[What you should do] Could you rewrite the rows below as a numbered list, skipping any blank lines and leaving out the pictures?

[Information supplied]
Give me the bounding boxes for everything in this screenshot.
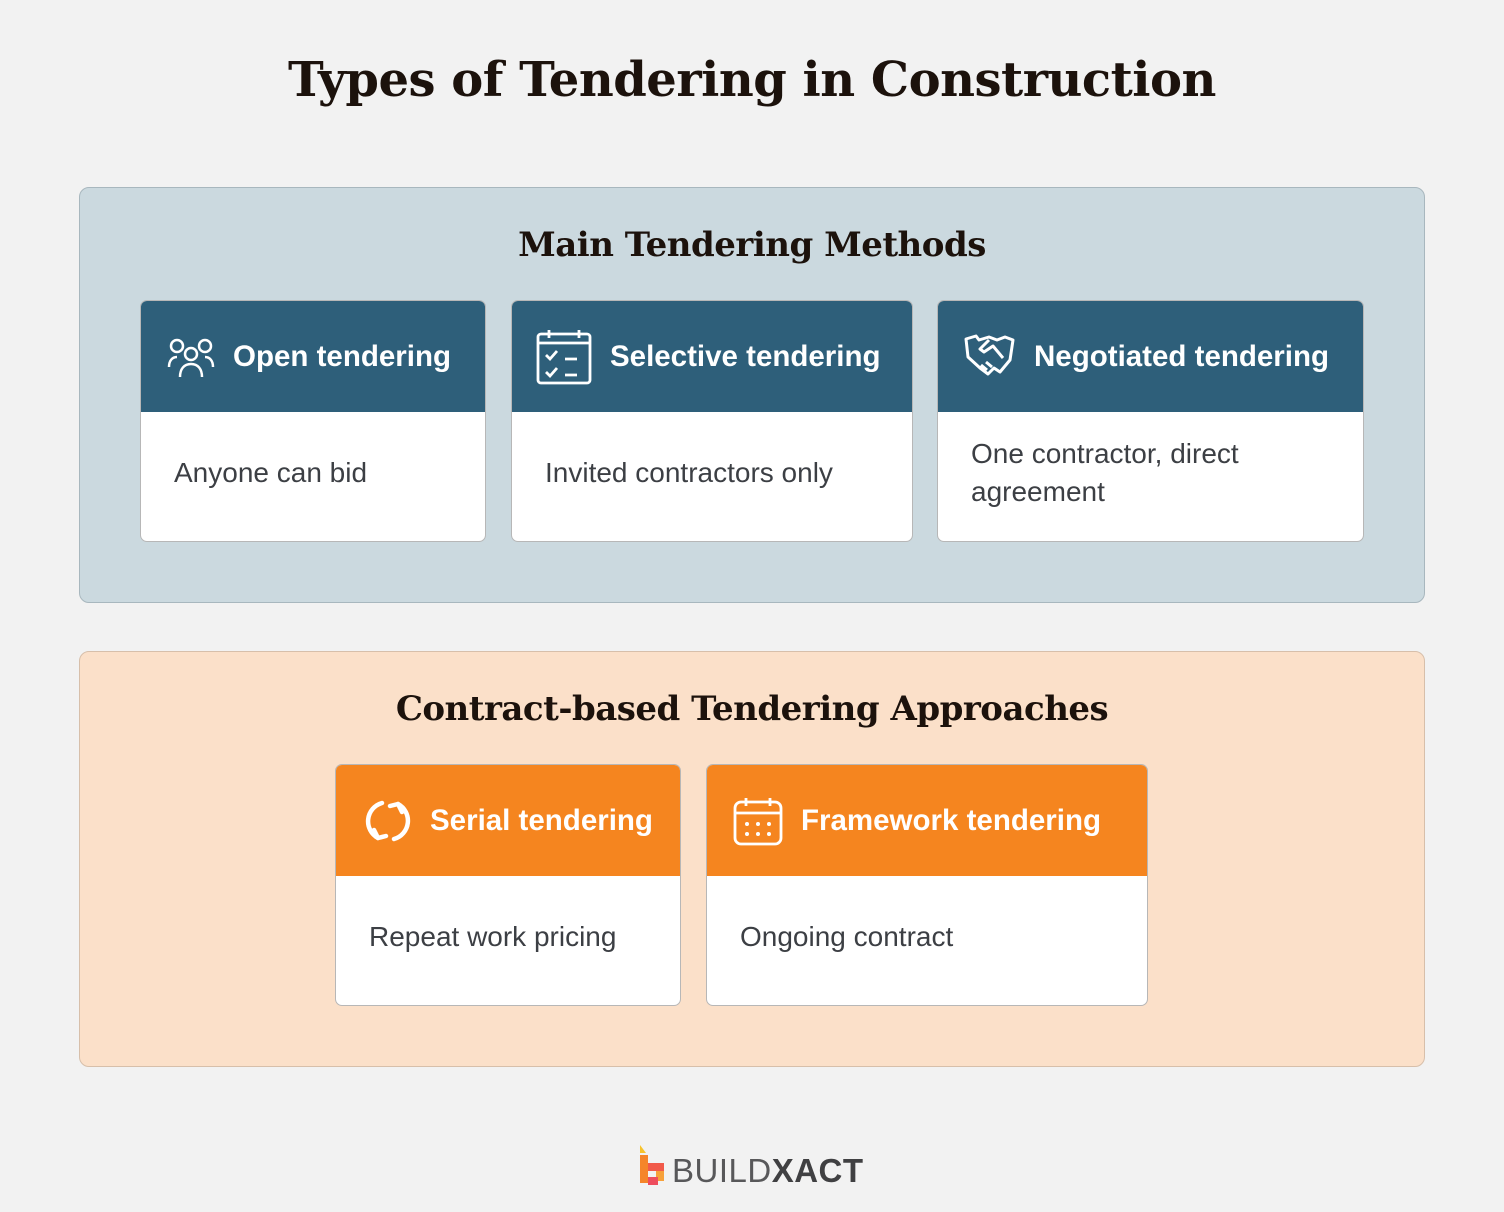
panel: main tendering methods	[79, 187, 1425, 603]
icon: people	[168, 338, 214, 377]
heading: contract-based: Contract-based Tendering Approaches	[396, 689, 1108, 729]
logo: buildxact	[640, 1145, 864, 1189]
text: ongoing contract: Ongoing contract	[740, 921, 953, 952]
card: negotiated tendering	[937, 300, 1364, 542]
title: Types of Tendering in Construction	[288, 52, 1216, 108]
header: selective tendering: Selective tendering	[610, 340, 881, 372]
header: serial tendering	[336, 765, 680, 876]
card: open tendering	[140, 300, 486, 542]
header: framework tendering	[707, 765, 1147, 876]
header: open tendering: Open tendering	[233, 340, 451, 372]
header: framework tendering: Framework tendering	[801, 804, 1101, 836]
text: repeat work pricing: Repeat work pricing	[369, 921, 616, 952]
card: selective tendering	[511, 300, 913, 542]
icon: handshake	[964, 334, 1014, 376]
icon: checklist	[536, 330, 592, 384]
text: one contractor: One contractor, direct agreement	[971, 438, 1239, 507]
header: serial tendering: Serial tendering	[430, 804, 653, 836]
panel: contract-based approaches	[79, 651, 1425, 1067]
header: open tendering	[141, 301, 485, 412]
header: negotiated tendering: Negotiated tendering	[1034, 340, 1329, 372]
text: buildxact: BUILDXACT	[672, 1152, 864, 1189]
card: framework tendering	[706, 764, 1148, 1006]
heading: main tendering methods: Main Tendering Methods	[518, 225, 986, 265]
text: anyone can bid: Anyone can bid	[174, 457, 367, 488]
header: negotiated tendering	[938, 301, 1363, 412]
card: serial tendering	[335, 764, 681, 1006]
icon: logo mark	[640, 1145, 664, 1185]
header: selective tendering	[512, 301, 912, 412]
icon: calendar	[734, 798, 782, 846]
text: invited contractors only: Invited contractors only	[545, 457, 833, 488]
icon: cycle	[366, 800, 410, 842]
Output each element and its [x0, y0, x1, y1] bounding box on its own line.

[Written response]
1. Give me the bounding boxes for everything in this screenshot.
2. panel: main tendering methods	[79, 187, 1425, 603]
3. icon: people	[168, 338, 214, 377]
4. heading: contract-based: Contract-based Tendering Approaches	[396, 689, 1108, 729]
5. logo: buildxact	[640, 1145, 864, 1189]
6. text: ongoing contract: Ongoing contract	[740, 921, 953, 952]
7. card: negotiated tendering	[937, 300, 1364, 542]
8. title: Types of Tendering in Construction	[288, 52, 1216, 108]
9. header: selective tendering: Selective tendering	[610, 340, 881, 372]
10. header: serial tendering	[336, 765, 680, 876]
11. card: open tendering	[140, 300, 486, 542]
12. header: framework tendering	[707, 765, 1147, 876]
13. header: open tendering: Open tendering	[233, 340, 451, 372]
14. header: framework tendering: Framework tendering	[801, 804, 1101, 836]
15. text: repeat work pricing: Repeat work pricing	[369, 921, 616, 952]
16. card: selective tendering	[511, 300, 913, 542]
17. icon: handshake	[964, 334, 1014, 376]
18. icon: checklist	[536, 330, 592, 384]
19. text: one contractor: One contractor, direct agreement	[971, 438, 1239, 507]
20. header: serial tendering: Serial tendering	[430, 804, 653, 836]
21. panel: contract-based approaches	[79, 651, 1425, 1067]
22. header: open tendering	[141, 301, 485, 412]
23. header: negotiated tendering: Negotiated tendering	[1034, 340, 1329, 372]
24. text: buildxact: BUILDXACT	[672, 1152, 864, 1189]
25. card: framework tendering	[706, 764, 1148, 1006]
26. heading: main tendering methods: Main Tendering Methods	[518, 225, 986, 265]
27. text: anyone can bid: Anyone can bid	[174, 457, 367, 488]
28. header: negotiated tendering	[938, 301, 1363, 412]
29. card: serial tendering	[335, 764, 681, 1006]
30. icon: logo mark	[640, 1145, 664, 1185]
31. header: selective tendering	[512, 301, 912, 412]
32. icon: calendar	[734, 798, 782, 846]
33. text: invited contractors only: Invited contractors only	[545, 457, 833, 488]
34. icon: cycle	[366, 800, 410, 842]
35. Output each element and its [x0, y0, x1, y1] bounding box on its own line.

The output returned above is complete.